**SET EXERCISE:** Give only the count of lines containing "Understanding".

**DATASET EXTRACT:**
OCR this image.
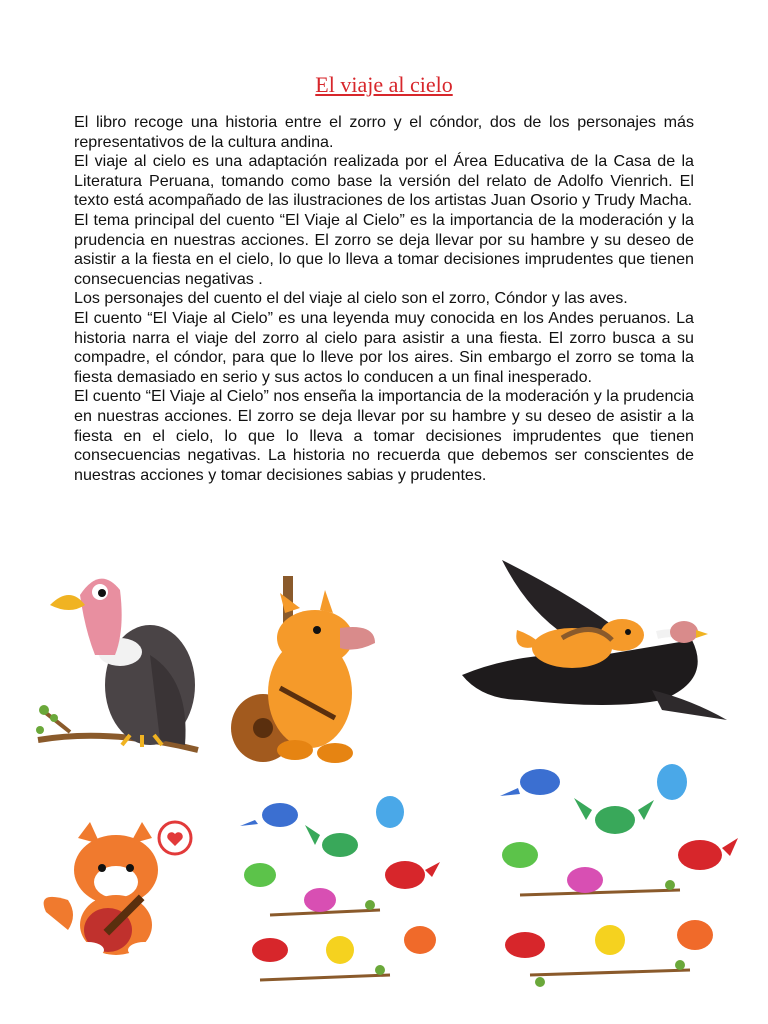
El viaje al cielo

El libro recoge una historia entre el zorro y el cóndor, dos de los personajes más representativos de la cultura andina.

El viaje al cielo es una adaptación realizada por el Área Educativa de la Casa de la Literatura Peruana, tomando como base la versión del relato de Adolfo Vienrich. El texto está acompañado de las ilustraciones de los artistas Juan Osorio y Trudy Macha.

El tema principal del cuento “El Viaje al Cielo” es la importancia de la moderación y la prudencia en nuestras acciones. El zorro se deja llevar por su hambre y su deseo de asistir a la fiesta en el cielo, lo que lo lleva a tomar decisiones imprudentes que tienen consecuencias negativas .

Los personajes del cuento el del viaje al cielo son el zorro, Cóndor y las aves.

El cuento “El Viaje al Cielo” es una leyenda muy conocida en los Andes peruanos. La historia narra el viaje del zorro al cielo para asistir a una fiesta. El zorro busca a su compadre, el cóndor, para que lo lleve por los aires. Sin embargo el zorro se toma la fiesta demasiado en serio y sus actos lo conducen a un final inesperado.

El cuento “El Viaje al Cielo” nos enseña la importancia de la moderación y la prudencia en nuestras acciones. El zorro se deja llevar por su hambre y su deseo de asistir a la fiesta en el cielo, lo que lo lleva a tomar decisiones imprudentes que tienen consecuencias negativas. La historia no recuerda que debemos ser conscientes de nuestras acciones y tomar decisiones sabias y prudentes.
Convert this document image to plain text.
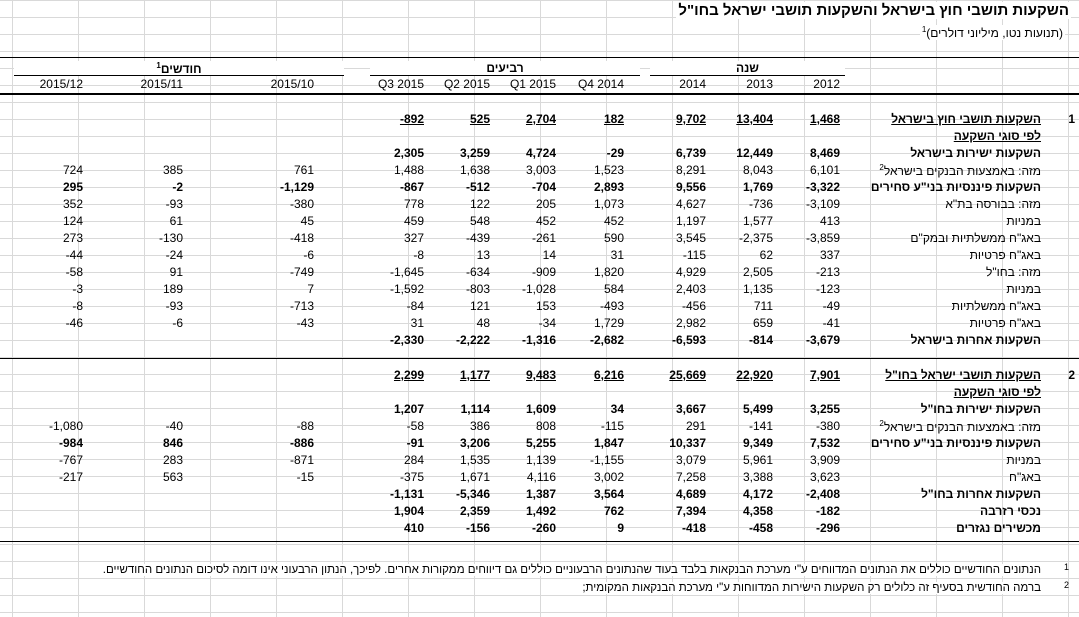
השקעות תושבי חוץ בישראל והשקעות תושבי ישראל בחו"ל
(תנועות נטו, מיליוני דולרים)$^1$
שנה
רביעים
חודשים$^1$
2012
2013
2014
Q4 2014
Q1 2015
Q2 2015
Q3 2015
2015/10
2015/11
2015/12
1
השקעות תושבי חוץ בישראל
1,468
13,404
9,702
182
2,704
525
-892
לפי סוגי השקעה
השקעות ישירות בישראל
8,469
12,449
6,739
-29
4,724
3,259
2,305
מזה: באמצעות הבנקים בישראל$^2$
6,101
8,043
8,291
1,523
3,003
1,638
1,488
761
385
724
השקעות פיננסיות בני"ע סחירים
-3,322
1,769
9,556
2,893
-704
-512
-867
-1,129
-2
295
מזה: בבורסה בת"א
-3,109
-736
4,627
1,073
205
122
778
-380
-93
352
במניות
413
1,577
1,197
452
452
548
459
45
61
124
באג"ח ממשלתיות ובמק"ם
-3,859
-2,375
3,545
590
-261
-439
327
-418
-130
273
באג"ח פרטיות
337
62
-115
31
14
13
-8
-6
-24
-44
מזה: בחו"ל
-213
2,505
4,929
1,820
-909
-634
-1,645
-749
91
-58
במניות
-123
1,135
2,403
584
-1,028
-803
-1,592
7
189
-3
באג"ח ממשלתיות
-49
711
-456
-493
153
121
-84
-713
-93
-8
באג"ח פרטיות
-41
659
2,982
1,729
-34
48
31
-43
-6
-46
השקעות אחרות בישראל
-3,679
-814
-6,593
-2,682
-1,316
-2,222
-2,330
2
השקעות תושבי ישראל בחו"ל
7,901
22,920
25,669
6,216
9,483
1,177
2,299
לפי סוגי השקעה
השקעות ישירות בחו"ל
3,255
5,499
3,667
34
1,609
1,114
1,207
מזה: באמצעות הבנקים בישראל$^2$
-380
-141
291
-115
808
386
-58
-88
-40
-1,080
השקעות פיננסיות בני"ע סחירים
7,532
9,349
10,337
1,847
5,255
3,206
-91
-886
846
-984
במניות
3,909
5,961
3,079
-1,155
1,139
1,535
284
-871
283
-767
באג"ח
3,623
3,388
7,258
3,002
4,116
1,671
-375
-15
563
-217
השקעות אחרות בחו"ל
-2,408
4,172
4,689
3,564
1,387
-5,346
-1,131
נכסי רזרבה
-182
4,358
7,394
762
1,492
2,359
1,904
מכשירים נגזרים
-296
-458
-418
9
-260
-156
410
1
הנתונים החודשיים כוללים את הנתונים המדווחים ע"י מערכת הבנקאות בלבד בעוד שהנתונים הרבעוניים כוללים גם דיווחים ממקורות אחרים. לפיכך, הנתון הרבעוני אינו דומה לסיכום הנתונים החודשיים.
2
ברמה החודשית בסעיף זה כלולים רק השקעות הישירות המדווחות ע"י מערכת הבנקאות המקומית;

==

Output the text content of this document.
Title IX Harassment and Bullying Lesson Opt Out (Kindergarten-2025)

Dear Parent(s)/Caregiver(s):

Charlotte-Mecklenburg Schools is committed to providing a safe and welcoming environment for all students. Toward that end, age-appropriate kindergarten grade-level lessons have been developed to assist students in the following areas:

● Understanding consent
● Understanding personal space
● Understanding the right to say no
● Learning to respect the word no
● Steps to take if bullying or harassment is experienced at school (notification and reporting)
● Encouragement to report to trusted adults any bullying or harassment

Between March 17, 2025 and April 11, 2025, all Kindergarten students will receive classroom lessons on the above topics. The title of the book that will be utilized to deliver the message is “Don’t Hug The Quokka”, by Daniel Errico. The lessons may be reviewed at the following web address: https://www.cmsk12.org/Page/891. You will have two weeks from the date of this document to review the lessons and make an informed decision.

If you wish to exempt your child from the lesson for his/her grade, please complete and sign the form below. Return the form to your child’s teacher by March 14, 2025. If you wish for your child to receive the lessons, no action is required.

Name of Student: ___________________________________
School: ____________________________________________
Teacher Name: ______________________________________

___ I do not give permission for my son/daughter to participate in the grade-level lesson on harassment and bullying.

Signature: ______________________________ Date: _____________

**ANSWER FOR THIS EXERCISE:** 3